EXERCISE REQUIREMENTS: Below are records; count the lines in them that hold "skewness" and give only the count.

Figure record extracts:
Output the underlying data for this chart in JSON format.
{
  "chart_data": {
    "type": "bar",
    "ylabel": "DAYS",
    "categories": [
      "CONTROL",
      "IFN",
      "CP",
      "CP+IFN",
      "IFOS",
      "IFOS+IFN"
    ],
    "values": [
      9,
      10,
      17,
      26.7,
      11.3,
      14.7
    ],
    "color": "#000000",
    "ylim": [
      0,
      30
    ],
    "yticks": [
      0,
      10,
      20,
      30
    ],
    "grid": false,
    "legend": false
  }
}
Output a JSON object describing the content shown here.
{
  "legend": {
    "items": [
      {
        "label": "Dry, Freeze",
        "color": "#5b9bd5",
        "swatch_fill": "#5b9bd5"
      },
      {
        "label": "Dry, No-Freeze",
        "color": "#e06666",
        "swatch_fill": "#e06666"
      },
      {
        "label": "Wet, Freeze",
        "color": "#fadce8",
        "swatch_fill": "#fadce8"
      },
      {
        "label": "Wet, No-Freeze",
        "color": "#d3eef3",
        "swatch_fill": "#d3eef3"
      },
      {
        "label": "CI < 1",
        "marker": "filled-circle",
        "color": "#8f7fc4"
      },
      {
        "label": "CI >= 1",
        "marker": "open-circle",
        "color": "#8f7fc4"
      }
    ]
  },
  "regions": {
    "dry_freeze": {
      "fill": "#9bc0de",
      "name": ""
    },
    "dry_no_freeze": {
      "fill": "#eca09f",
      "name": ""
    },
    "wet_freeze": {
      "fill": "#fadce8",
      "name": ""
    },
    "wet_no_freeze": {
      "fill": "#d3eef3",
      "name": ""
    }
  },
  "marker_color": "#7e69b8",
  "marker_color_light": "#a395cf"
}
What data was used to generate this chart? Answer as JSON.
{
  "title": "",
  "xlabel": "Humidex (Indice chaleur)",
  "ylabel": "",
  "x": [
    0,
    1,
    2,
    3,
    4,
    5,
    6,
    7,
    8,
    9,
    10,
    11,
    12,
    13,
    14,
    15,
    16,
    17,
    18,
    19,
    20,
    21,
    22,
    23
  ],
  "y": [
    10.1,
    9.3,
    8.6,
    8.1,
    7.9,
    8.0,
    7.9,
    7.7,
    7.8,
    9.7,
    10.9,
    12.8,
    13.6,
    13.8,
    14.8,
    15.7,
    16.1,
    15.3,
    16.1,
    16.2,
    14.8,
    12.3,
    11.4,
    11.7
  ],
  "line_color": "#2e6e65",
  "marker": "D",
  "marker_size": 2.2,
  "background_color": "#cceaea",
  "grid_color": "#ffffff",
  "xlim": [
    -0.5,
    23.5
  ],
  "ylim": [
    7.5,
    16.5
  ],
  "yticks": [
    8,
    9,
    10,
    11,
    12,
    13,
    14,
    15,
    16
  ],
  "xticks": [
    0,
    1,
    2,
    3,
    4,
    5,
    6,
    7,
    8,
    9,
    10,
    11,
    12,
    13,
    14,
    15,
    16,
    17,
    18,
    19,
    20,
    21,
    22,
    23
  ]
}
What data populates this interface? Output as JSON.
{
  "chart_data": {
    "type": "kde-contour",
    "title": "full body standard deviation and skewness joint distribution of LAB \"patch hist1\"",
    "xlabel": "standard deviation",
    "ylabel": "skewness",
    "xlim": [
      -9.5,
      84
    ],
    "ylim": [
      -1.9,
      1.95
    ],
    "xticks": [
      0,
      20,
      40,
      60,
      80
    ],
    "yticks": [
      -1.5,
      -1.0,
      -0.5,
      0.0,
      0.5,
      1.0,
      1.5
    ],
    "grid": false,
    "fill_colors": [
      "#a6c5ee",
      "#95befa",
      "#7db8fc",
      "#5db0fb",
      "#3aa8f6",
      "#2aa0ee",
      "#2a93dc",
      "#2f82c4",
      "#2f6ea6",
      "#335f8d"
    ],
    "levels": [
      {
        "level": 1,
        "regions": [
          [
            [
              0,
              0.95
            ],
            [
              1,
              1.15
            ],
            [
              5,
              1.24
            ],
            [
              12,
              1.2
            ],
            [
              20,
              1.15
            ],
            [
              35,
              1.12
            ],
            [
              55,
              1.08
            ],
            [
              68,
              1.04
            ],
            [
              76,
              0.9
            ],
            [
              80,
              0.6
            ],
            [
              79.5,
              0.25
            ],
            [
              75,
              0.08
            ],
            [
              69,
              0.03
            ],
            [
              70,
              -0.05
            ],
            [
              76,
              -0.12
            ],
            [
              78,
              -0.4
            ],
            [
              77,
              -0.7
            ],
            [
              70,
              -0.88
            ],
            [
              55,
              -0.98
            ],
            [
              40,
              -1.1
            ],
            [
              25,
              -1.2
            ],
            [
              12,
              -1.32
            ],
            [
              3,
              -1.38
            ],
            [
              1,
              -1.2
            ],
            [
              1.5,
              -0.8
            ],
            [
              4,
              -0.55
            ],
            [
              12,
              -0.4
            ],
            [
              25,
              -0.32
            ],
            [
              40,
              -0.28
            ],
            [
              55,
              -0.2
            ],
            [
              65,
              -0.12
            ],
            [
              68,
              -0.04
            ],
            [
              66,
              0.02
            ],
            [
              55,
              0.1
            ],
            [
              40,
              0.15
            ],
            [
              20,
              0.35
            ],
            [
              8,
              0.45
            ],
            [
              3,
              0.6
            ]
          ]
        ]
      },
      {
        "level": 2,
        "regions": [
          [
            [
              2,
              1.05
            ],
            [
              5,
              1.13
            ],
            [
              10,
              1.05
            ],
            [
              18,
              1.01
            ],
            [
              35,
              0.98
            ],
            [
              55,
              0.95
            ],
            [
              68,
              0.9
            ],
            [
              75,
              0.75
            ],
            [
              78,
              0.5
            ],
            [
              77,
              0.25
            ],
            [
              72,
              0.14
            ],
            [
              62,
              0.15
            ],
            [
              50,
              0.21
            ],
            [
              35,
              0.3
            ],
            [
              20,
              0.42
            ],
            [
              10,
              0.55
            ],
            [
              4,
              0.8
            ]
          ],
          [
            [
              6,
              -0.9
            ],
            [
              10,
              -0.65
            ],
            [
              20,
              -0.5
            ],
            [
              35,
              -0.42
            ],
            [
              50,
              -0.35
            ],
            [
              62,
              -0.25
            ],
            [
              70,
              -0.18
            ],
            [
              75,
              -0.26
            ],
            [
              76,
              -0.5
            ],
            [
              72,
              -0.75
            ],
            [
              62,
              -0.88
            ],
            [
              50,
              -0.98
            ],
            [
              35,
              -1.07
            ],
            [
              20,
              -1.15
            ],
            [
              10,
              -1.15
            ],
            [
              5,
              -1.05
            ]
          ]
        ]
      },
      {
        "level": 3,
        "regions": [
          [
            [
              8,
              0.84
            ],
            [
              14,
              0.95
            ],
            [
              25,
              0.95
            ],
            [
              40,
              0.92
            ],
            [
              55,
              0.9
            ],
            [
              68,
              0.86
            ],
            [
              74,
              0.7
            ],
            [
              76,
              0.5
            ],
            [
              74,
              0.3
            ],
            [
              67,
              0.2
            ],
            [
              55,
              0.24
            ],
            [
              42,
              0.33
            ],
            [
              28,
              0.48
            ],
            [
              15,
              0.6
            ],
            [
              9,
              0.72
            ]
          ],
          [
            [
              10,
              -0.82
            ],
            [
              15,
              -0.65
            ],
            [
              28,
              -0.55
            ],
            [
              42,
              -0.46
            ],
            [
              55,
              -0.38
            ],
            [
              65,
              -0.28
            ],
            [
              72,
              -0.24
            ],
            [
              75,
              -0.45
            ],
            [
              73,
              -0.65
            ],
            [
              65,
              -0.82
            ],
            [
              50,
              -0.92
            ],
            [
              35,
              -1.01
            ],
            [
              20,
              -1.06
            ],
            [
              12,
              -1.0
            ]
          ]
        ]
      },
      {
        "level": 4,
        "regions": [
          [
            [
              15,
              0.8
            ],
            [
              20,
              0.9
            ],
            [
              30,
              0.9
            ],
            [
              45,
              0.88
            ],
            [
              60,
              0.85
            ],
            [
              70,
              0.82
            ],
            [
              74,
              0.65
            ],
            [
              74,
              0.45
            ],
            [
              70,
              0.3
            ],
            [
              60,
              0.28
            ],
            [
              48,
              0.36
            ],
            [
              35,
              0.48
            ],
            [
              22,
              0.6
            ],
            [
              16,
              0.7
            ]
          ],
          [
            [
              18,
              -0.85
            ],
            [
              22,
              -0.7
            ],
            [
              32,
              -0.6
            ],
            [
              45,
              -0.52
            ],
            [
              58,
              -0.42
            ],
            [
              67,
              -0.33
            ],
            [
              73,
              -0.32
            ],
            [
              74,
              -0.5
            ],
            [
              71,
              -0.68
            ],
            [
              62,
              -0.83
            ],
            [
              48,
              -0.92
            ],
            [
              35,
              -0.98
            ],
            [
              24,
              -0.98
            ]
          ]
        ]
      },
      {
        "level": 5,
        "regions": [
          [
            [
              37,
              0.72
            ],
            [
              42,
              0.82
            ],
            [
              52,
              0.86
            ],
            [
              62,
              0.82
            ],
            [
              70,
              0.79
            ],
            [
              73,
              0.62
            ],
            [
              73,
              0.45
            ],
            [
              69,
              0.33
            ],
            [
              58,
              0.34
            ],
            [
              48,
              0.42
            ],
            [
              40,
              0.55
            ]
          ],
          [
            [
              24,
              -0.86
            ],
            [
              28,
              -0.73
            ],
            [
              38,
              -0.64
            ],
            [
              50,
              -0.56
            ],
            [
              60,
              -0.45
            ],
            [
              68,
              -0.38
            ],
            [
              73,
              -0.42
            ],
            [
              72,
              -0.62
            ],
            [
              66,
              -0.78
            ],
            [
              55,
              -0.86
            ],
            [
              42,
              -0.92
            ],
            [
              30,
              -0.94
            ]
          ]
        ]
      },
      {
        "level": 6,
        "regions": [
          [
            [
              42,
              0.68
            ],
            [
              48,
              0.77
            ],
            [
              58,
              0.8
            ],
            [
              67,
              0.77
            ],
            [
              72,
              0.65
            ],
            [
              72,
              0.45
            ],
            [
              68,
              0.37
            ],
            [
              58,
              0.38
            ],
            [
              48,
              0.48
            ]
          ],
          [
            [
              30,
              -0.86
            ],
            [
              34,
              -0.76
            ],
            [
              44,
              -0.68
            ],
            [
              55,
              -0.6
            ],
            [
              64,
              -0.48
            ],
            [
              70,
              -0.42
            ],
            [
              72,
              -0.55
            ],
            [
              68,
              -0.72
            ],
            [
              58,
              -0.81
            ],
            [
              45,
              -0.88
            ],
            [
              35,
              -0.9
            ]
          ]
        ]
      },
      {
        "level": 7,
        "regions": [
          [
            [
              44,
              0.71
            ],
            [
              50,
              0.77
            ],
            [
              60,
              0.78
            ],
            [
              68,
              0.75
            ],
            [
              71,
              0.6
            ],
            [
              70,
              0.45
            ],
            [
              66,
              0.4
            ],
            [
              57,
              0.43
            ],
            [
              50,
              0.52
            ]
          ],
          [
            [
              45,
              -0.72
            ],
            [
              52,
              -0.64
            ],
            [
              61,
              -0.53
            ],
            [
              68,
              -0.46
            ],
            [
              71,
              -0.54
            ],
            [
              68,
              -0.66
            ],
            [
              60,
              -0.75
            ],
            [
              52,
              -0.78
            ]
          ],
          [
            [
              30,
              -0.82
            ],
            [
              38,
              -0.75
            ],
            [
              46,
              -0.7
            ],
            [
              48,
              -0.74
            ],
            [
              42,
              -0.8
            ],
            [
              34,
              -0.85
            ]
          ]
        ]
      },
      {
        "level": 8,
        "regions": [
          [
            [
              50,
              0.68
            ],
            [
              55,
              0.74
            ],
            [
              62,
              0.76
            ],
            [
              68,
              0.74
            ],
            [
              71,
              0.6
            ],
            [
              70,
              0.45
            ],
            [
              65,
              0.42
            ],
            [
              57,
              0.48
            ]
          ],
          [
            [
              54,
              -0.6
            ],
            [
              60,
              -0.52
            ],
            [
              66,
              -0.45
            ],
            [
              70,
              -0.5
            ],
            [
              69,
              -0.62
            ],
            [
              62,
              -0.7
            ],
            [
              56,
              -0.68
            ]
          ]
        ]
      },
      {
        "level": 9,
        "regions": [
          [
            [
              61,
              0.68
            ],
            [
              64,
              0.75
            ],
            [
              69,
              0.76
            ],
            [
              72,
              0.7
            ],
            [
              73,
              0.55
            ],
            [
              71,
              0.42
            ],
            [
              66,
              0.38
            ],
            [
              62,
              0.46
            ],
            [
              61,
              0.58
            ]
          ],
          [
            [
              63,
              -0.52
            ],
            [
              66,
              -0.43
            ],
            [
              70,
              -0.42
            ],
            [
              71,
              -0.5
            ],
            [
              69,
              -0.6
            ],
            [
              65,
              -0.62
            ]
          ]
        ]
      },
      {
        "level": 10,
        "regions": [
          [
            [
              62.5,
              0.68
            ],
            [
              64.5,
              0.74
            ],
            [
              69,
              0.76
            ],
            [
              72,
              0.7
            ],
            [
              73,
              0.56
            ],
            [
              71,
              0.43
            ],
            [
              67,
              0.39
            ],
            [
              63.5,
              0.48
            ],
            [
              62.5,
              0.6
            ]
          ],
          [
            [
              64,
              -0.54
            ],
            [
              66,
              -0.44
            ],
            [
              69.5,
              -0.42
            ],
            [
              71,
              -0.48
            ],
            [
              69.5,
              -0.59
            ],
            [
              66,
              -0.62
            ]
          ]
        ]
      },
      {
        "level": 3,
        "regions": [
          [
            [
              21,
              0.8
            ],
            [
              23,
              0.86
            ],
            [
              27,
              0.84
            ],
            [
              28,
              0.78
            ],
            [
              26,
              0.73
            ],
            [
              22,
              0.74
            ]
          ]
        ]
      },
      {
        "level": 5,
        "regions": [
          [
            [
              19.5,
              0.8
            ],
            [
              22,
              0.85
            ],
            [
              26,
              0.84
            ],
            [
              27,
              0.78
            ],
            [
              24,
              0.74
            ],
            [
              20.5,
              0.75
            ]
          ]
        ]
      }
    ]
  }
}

ANSWER BELOW: 2